Dataset rows about figures:
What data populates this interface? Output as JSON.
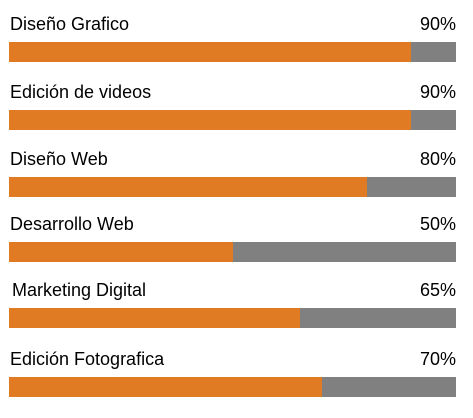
{
  "colors": {
    "fill": "#e07b24",
    "track": "#808080"
  },
  "skills": [
    {
      "label": "Diseño Grafico",
      "percent": "90%",
      "value": 90
    },
    {
      "label": "Edición de videos",
      "percent": "90%",
      "value": 90
    },
    {
      "label": "Diseño Web",
      "percent": "80%",
      "value": 80
    },
    {
      "label": "Desarrollo Web",
      "percent": "50%",
      "value": 50
    },
    {
      "label": "Marketing Digital",
      "percent": "65%",
      "value": 65
    },
    {
      "label": "Edición Fotografica",
      "percent": "70%",
      "value": 70
    }
  ]
}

Exercise directions :: Copy every line of the entries above in which "label" occurs.

Exercise output ::
      "label": "Diseño Grafico",
      "label": "Edición de videos",
      "label": "Diseño Web",
      "label": "Desarrollo Web",
      "label": "Marketing Digital",
      "label": "Edición Fotografica",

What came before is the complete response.